- What the task requires: Scan the listing below. Report each line that includes "Publications".

- Dataset items:
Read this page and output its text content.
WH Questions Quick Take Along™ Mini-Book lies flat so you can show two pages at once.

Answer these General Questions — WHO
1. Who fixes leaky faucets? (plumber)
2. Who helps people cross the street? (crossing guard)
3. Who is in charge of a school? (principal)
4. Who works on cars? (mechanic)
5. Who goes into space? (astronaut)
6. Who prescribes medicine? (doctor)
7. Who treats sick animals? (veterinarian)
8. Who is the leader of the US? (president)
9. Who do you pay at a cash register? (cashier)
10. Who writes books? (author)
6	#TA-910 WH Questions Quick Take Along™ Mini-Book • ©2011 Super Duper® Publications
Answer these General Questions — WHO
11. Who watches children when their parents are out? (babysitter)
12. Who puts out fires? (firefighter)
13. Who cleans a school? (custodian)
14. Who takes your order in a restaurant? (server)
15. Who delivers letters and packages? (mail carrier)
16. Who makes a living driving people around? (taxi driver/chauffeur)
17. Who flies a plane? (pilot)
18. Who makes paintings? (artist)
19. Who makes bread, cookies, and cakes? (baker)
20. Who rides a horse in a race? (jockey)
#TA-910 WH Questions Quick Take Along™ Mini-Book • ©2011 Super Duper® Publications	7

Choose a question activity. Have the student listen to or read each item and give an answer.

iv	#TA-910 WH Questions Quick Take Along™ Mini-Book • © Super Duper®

- Task output:
6	#TA-910 WH Questions Quick Take Along™ Mini-Book • ©2011 Super Duper® Publications
#TA-910 WH Questions Quick Take Along™ Mini-Book • ©2011 Super Duper® Publications	7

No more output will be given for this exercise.